• _WHAT THIS TASK INVOLVES_
Examine the entries below, count the lines holding the string "description", and respond with the number only.

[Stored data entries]
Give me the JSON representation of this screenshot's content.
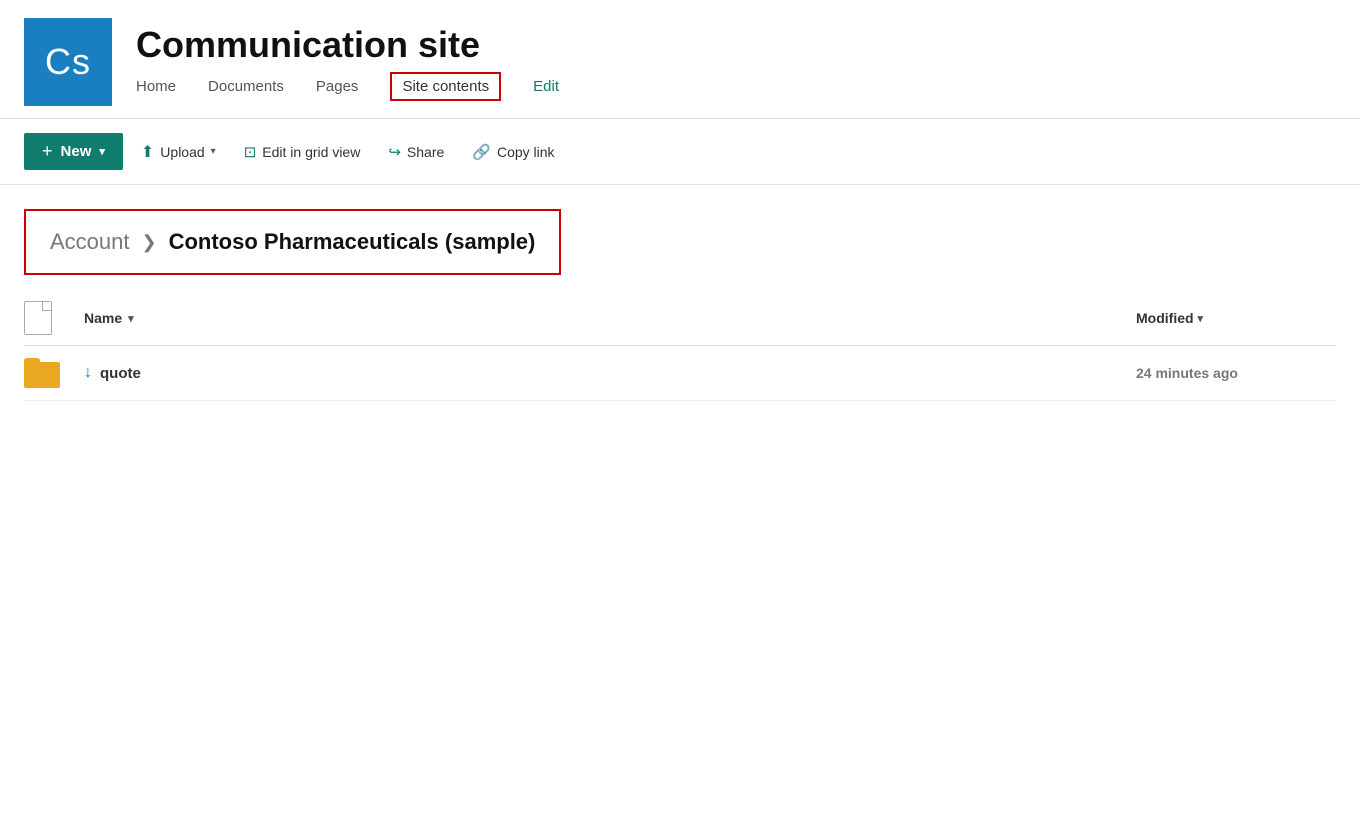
{
  "header": {
    "logo_text": "Cs",
    "site_title": "Communication site",
    "nav_items": [
      {
        "label": "Home",
        "active": false,
        "highlighted": false,
        "edit": false
      },
      {
        "label": "Documents",
        "active": false,
        "highlighted": false,
        "edit": false
      },
      {
        "label": "Pages",
        "active": false,
        "highlighted": false,
        "edit": false
      },
      {
        "label": "Site contents",
        "active": true,
        "highlighted": true,
        "edit": false
      },
      {
        "label": "Edit",
        "active": false,
        "highlighted": false,
        "edit": true
      }
    ]
  },
  "toolbar": {
    "new_label": "New",
    "upload_label": "Upload",
    "edit_grid_label": "Edit in grid view",
    "share_label": "Share",
    "copy_link_label": "Copy link"
  },
  "breadcrumb": {
    "parent": "Account",
    "current": "Contoso Pharmaceuticals (sample)"
  },
  "file_list": {
    "col_name_label": "Name",
    "col_modified_label": "Modified",
    "files": [
      {
        "type": "folder",
        "name": "quote",
        "modified": "24 minutes ago",
        "syncing": true
      }
    ]
  },
  "colors": {
    "teal": "#107c6e",
    "blue": "#1a7fc1",
    "red_highlight": "#cc0000",
    "folder_yellow": "#e8a820"
  }
}
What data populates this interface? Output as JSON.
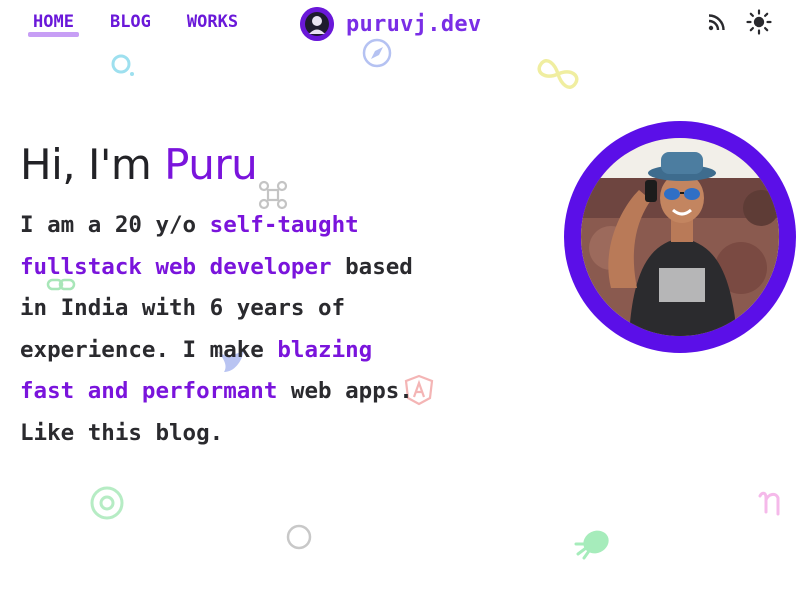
{
  "nav": {
    "items": [
      {
        "label": "HOME",
        "active": true
      },
      {
        "label": "BLOG",
        "active": false
      },
      {
        "label": "WORKS",
        "active": false
      }
    ]
  },
  "brand": {
    "name": "puruvj.dev"
  },
  "header_actions": {
    "icons": [
      "rss-icon",
      "sun-icon"
    ]
  },
  "hero": {
    "greeting": "Hi, I'm ",
    "name": "Puru",
    "intro": {
      "part1": "I am a 20 y/o ",
      "highlight1": "self-taught fullstack web developer",
      "part2": " based in India with 6 years of experience. I make ",
      "highlight2": "blazing fast and performant",
      "part3": " web apps. Like this blog."
    }
  },
  "colors": {
    "accent": "#7a14dc",
    "nav": "#6a18d9",
    "nav_underline": "#c79ef5",
    "avatar_ring": "#5b0fe8",
    "text": "#2a2a2e"
  },
  "decorative_icons": [
    "magnifier-icon",
    "compass-icon",
    "infinity-icon",
    "command-icon",
    "link-icon",
    "bird-icon",
    "angular-icon",
    "at-icon",
    "circle-icon",
    "bug-icon",
    "eta-icon"
  ]
}
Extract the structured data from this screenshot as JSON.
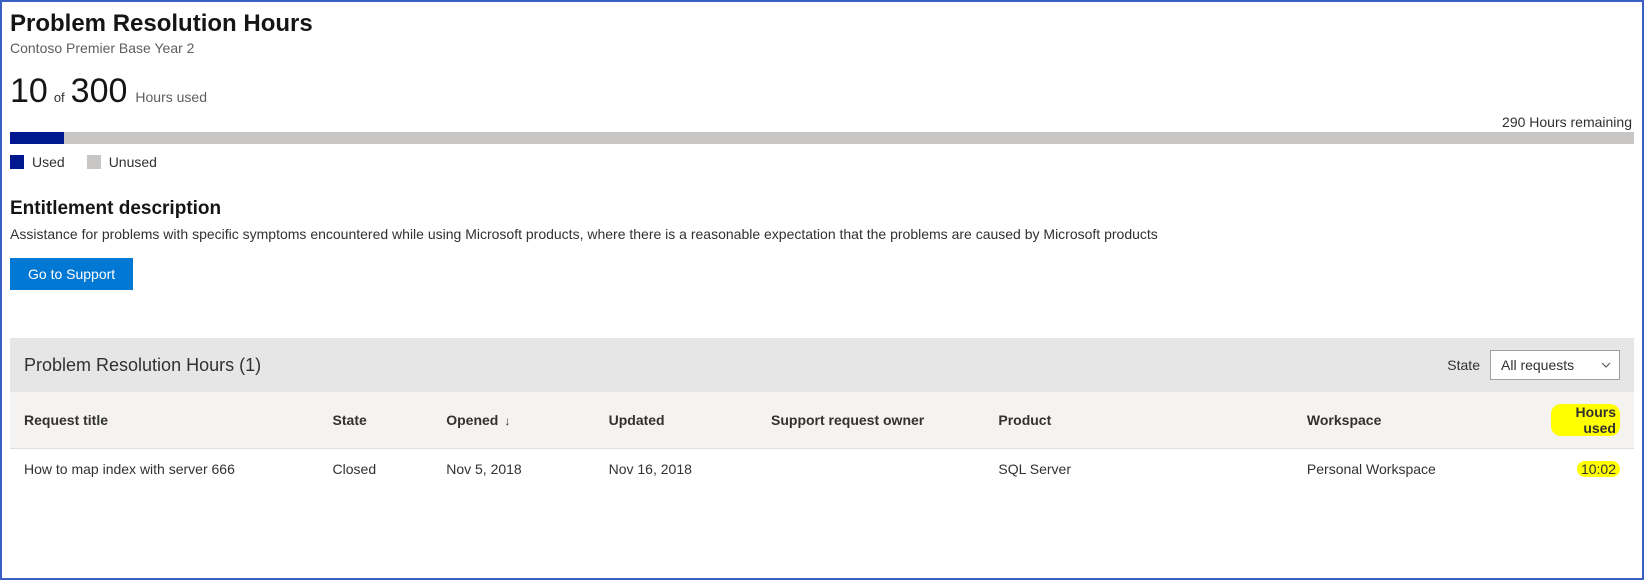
{
  "header": {
    "title": "Problem Resolution Hours",
    "subtitle": "Contoso Premier Base Year 2"
  },
  "usage": {
    "used": "10",
    "of_label": "of",
    "total": "300",
    "hours_used_label": "Hours used",
    "remaining_text": "290 Hours remaining",
    "progress_percent": 3.33,
    "legend_used": "Used",
    "legend_unused": "Unused"
  },
  "entitlement": {
    "title": "Entitlement description",
    "description": "Assistance for problems with specific symptoms encountered while using Microsoft products, where there is a reasonable expectation that the problems are caused by Microsoft products",
    "support_button": "Go to Support"
  },
  "table": {
    "title": "Problem Resolution Hours (1)",
    "state_label": "State",
    "state_selected": "All requests",
    "columns": {
      "request_title": "Request title",
      "state": "State",
      "opened": "Opened",
      "updated": "Updated",
      "owner": "Support request owner",
      "product": "Product",
      "workspace": "Workspace",
      "hours_used": "Hours used"
    },
    "sort_indicator": "↓",
    "rows": [
      {
        "request_title": "How to map index with server 666",
        "state": "Closed",
        "opened": "Nov 5, 2018",
        "updated": "Nov 16, 2018",
        "owner": "",
        "product": "SQL Server",
        "workspace": "Personal Workspace",
        "hours_used": "10:02"
      }
    ]
  },
  "chart_data": {
    "type": "bar",
    "title": "Problem Resolution Hours",
    "categories": [
      "Used",
      "Unused"
    ],
    "values": [
      10,
      290
    ],
    "total": 300,
    "xlabel": "",
    "ylabel": "Hours",
    "ylim": [
      0,
      300
    ]
  }
}
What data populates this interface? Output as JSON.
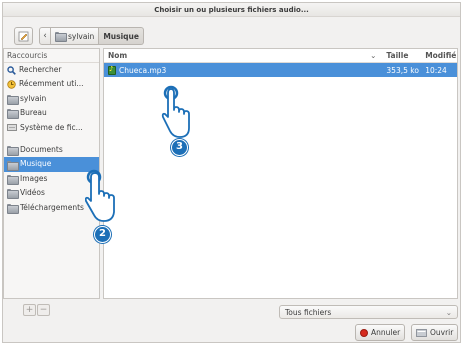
{
  "window": {
    "title": "Choisir un ou plusieurs fichiers audio..."
  },
  "pathbar": {
    "crumbs": [
      {
        "label": "sylvain"
      },
      {
        "label": "Musique"
      }
    ]
  },
  "sidebar": {
    "header": "Raccourcis",
    "items": [
      {
        "label": "Rechercher",
        "icon": "search-icon"
      },
      {
        "label": "Récemment uti...",
        "icon": "recent-icon"
      },
      {
        "label": "sylvain",
        "icon": "folder-icon"
      },
      {
        "label": "Bureau",
        "icon": "folder-icon"
      },
      {
        "label": "Système de fic...",
        "icon": "drive-icon"
      },
      {
        "label": "Documents",
        "icon": "folder-icon"
      },
      {
        "label": "Musique",
        "icon": "folder-icon",
        "selected": true
      },
      {
        "label": "Images",
        "icon": "folder-icon"
      },
      {
        "label": "Vidéos",
        "icon": "folder-icon"
      },
      {
        "label": "Téléchargements",
        "icon": "folder-icon"
      }
    ],
    "add_label": "+",
    "remove_label": "−"
  },
  "filelist": {
    "columns": {
      "name": "Nom",
      "size": "Taille",
      "modified": "Modifié",
      "sort_indicator": "⌄"
    },
    "rows": [
      {
        "name": "Chueca.mp3",
        "size": "353,5 ko",
        "modified": "10:24"
      }
    ]
  },
  "filter": {
    "selected": "Tous fichiers"
  },
  "buttons": {
    "cancel": "Annuler",
    "open": "Ouvrir"
  },
  "annotations": {
    "step2": "2",
    "step3": "3"
  },
  "colors": {
    "selection": "#4a90d9",
    "badge": "#1c6fb7",
    "cancel": "#d62a1e"
  }
}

• _ANSWER TO THE EXERCISE_
2